Locate each line of the material that contains "China", then return it.

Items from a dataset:
## START

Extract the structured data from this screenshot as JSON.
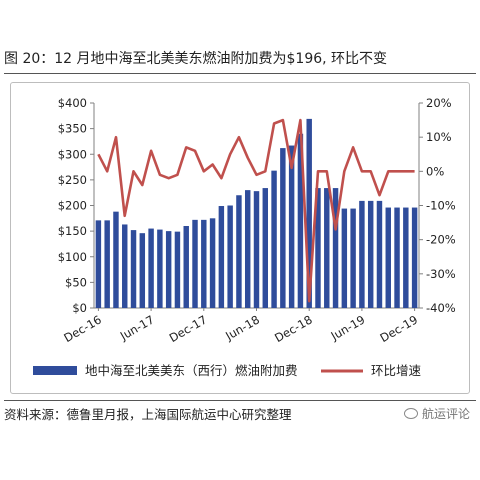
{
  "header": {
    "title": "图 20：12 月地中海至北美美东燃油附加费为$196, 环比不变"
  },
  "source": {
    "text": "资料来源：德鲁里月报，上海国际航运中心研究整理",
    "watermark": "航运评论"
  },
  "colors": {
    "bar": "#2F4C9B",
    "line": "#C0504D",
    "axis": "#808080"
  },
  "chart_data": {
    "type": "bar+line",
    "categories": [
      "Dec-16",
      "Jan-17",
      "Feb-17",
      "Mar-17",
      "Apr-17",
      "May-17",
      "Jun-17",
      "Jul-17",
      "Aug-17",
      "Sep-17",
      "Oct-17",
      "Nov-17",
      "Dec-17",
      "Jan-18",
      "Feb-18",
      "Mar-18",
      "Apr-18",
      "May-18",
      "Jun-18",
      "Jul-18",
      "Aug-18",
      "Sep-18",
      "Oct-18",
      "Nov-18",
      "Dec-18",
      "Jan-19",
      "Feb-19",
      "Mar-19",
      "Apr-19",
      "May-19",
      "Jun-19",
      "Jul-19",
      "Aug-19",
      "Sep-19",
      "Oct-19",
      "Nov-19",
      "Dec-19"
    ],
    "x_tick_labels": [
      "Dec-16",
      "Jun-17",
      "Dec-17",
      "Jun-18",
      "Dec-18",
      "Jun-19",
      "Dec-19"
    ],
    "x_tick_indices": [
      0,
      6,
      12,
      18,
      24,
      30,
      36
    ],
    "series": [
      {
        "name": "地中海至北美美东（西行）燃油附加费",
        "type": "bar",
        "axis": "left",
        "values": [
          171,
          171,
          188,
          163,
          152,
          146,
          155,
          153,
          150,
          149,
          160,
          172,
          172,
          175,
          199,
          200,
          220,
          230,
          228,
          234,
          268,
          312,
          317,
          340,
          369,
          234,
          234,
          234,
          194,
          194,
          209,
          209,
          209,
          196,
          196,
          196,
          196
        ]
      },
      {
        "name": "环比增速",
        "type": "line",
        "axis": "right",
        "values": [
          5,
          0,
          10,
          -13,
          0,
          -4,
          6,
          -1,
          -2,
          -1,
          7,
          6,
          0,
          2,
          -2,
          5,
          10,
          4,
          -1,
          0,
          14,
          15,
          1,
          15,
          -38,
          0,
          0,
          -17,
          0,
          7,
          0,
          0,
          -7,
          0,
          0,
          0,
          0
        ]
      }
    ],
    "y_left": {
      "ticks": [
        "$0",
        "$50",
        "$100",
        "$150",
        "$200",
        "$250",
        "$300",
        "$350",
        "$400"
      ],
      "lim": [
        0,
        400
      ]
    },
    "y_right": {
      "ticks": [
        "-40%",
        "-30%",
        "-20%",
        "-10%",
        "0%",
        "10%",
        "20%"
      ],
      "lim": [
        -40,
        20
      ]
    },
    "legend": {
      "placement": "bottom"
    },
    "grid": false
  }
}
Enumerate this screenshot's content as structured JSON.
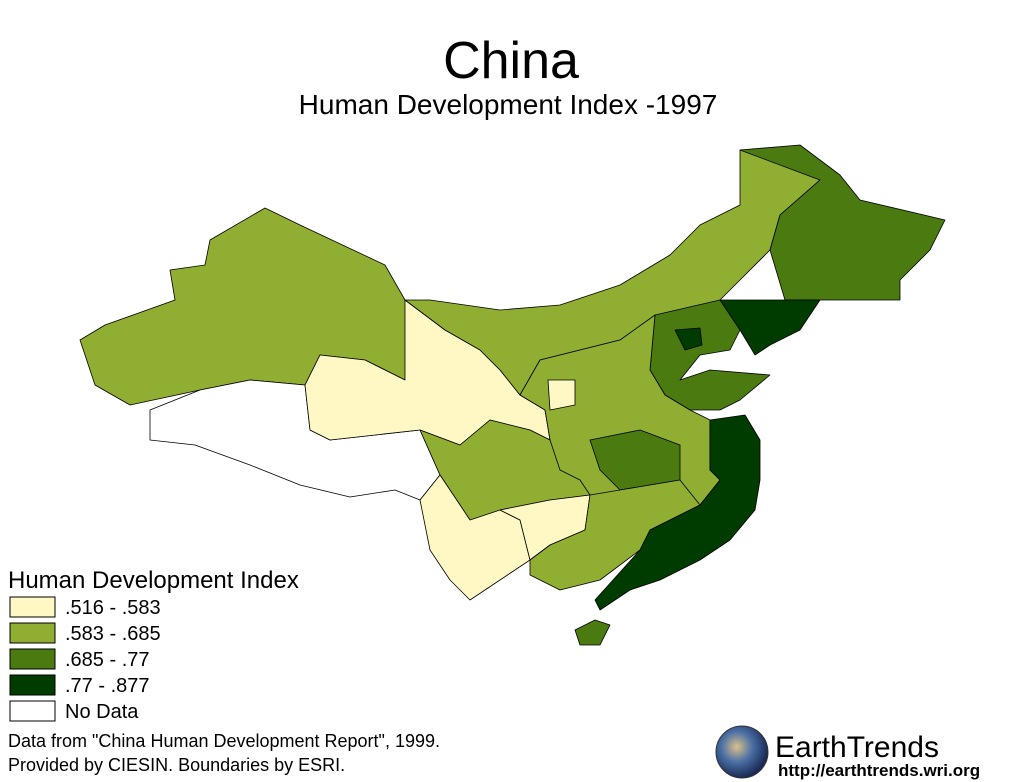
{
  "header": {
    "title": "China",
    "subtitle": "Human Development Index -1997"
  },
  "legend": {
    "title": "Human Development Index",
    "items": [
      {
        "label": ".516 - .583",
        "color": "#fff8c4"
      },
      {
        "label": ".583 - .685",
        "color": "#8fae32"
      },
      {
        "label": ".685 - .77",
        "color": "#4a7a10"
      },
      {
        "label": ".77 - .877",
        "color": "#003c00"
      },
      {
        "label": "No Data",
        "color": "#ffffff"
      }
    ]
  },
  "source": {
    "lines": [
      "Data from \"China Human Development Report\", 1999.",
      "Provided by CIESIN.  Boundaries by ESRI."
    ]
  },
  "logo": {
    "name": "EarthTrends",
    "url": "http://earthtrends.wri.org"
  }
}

## END
## START

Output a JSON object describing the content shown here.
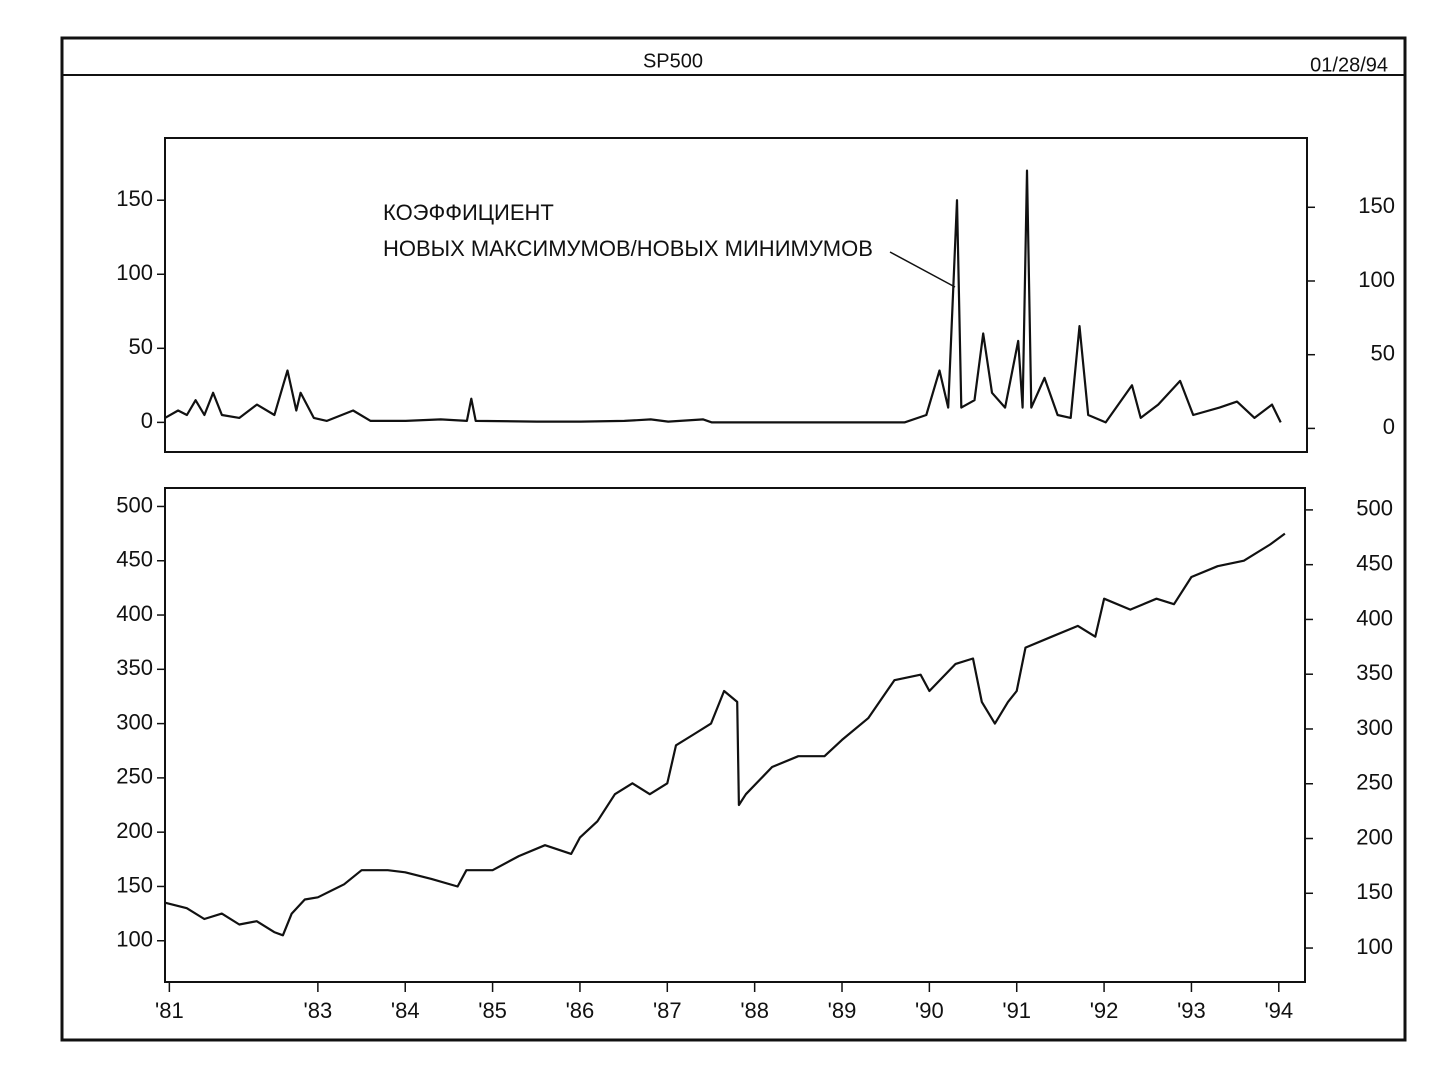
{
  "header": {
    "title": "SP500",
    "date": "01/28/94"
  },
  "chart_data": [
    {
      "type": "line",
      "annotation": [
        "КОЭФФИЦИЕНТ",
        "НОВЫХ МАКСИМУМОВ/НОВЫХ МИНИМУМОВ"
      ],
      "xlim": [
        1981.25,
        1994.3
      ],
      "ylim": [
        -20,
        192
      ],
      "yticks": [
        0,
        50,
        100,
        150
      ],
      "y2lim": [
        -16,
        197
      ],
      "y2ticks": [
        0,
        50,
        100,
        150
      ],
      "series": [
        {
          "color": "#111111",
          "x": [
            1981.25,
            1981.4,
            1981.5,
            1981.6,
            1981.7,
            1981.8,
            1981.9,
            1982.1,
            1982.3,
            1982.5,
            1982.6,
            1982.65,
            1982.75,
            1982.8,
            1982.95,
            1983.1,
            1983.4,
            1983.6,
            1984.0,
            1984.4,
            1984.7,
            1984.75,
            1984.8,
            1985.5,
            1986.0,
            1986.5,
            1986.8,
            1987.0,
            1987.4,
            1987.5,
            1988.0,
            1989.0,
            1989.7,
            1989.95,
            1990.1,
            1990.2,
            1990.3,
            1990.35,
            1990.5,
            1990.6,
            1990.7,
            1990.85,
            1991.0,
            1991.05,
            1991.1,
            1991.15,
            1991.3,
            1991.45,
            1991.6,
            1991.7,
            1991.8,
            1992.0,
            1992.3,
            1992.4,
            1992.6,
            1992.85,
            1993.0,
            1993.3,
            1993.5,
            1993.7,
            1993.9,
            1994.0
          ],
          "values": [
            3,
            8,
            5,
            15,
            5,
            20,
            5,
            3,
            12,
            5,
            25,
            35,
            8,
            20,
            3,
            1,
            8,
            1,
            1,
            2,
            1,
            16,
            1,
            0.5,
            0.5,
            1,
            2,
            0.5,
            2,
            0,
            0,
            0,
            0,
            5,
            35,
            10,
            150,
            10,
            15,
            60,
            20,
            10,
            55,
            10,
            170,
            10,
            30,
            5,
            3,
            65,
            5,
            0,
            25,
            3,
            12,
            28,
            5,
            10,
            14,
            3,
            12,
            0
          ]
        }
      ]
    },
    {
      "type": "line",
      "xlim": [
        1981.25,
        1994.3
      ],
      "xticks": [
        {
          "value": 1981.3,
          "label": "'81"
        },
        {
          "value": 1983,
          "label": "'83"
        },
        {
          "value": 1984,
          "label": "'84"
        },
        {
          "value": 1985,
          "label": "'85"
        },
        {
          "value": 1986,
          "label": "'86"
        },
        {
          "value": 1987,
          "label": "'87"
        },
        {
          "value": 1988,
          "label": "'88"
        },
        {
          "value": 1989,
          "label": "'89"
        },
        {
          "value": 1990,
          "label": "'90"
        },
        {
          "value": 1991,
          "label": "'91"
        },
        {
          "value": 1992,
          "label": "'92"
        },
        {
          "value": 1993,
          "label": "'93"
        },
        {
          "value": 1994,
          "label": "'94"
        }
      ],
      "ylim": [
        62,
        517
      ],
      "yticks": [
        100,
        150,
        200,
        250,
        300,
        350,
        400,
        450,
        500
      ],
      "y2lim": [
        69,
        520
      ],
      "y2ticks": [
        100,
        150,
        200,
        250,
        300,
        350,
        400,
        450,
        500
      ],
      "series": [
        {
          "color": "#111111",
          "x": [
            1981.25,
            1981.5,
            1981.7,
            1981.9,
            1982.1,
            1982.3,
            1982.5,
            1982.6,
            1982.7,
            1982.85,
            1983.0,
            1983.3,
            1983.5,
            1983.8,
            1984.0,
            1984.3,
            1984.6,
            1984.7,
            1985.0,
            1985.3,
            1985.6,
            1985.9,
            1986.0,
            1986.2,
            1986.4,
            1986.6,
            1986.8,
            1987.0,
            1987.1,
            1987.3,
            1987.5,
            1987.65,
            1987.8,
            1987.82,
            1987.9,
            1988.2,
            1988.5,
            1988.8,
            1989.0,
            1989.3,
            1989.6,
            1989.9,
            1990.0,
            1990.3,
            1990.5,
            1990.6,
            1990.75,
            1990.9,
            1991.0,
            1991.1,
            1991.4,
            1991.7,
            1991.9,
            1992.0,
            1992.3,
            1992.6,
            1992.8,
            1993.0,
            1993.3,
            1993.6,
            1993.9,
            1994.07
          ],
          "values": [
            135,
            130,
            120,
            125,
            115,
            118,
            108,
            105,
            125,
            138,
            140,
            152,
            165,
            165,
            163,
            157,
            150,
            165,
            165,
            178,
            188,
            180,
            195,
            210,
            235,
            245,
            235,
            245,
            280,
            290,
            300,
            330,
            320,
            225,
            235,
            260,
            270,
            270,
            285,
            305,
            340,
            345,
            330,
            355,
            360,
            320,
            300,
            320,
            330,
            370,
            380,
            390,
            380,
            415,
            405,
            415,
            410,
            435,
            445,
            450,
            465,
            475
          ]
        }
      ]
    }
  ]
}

## END

Task answer:
    "title": "China",
      "Data from \"China Human Development Report\", 1999.",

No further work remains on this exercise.